• [Entries]:
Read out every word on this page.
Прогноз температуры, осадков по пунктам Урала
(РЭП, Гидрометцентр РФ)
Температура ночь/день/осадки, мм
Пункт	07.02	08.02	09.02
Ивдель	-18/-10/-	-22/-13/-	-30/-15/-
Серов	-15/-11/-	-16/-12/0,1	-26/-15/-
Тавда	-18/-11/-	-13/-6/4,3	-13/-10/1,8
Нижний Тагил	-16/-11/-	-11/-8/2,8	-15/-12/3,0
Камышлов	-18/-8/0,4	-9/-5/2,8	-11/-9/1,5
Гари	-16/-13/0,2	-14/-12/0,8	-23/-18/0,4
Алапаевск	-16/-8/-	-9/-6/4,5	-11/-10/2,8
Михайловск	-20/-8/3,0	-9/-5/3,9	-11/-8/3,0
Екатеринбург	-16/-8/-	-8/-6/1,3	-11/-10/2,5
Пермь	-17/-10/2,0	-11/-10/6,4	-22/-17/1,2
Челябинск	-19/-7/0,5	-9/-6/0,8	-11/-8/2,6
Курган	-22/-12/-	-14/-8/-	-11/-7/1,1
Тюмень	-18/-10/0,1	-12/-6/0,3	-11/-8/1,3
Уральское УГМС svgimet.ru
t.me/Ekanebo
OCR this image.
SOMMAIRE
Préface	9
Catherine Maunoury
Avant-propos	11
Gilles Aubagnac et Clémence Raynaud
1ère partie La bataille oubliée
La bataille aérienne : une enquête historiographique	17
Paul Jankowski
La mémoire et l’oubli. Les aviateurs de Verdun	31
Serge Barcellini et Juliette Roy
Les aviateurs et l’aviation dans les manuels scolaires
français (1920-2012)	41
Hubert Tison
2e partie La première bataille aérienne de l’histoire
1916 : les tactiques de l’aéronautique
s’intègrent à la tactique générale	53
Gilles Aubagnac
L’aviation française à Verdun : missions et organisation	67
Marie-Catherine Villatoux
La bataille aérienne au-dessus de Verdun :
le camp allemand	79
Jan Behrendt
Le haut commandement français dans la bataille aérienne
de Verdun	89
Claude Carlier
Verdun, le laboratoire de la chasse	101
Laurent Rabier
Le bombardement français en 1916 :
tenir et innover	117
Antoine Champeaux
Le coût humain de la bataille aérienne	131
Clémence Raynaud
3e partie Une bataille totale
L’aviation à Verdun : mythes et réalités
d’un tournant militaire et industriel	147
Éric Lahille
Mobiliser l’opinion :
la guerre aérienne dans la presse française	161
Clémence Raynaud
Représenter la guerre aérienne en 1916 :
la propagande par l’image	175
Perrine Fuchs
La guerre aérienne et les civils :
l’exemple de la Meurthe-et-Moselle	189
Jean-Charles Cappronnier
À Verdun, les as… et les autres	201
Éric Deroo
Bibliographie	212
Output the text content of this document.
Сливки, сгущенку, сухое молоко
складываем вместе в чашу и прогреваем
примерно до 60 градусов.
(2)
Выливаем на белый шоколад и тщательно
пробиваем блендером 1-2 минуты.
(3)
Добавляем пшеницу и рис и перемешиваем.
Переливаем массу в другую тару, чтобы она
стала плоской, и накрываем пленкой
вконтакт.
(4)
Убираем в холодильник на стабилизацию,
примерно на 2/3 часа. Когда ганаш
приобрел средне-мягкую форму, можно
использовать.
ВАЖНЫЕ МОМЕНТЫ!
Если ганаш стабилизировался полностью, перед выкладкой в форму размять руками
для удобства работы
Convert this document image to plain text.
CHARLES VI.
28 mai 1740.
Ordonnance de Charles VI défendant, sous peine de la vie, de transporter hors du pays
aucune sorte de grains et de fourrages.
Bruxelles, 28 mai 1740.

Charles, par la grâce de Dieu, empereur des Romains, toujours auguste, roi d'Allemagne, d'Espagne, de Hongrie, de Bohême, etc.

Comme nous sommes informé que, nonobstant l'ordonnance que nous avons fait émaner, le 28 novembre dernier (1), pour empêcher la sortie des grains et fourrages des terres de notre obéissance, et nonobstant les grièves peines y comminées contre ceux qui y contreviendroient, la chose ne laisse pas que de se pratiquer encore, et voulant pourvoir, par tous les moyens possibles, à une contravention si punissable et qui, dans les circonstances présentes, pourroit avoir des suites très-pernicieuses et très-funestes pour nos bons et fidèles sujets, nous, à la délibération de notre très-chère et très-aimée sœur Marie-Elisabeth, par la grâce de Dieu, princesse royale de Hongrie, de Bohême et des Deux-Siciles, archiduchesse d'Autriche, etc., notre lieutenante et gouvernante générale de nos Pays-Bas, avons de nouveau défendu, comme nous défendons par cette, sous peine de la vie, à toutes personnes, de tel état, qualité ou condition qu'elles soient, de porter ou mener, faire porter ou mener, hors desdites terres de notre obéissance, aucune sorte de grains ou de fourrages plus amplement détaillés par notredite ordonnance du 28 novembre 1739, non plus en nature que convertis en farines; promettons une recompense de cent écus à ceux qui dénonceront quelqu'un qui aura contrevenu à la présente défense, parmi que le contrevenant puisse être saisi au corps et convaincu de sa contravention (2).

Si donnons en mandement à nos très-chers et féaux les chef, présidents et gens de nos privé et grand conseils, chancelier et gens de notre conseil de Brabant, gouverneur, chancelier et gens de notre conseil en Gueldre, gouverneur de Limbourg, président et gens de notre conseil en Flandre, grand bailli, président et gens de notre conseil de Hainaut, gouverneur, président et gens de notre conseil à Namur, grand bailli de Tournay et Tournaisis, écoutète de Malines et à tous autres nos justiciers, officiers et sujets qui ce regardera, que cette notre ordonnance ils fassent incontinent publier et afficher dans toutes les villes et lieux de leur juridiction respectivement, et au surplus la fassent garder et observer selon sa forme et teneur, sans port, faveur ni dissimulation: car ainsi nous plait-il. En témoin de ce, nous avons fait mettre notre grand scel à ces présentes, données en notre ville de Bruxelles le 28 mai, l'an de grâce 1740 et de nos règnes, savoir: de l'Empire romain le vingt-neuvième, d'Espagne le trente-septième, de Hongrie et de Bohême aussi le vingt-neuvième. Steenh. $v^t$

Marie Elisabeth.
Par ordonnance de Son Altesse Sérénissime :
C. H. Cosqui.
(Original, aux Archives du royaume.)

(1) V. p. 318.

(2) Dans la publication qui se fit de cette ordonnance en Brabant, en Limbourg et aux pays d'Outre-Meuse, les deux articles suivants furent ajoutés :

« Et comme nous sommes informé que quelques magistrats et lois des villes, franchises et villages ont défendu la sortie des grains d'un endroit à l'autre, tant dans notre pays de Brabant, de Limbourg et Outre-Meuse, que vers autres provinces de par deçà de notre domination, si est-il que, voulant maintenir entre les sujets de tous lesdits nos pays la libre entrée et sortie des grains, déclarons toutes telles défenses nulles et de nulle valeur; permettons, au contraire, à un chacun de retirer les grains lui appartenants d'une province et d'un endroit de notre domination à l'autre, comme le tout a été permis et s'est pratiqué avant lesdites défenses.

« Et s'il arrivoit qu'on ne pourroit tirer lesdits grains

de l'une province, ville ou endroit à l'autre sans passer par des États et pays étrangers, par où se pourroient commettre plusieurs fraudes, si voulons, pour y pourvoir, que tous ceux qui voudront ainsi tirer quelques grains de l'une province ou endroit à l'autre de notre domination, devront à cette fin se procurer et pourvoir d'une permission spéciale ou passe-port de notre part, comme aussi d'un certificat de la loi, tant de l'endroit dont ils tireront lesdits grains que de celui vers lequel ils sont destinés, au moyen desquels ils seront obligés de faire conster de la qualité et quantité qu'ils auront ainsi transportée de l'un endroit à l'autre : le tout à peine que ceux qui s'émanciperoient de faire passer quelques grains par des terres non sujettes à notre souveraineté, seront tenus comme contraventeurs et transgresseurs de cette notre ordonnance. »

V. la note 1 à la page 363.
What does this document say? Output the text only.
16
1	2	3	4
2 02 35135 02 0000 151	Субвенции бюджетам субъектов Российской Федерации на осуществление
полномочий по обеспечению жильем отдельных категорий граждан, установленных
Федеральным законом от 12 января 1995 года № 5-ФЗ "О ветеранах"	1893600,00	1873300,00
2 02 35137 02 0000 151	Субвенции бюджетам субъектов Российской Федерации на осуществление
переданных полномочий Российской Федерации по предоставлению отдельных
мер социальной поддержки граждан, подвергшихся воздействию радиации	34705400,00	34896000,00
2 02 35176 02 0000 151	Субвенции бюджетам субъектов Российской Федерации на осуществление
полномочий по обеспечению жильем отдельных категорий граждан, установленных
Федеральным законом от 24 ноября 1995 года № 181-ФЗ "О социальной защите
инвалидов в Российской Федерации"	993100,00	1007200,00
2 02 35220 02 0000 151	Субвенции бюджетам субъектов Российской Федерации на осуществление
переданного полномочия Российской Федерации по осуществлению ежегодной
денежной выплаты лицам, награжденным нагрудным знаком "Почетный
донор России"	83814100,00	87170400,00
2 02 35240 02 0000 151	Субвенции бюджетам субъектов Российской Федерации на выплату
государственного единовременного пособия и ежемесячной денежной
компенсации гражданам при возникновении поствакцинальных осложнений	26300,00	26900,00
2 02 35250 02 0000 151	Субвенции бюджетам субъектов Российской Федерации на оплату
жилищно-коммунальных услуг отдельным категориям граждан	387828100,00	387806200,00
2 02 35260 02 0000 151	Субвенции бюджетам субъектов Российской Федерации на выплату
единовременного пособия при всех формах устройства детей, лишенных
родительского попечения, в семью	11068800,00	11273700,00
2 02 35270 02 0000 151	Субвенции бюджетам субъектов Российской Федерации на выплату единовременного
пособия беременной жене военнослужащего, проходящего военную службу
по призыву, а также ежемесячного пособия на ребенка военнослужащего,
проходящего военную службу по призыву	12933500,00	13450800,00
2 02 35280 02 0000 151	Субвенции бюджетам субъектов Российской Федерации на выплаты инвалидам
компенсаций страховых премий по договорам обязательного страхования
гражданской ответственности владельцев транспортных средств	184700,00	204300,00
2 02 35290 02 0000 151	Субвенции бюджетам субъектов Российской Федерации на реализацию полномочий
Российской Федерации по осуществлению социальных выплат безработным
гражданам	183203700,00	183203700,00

• [Aim of the exercise]: Keep only those lines of the records that hold "Catherine", and return them.

• [Exercise output]:
Catherine Maunoury
Marie-Catherine Villatoux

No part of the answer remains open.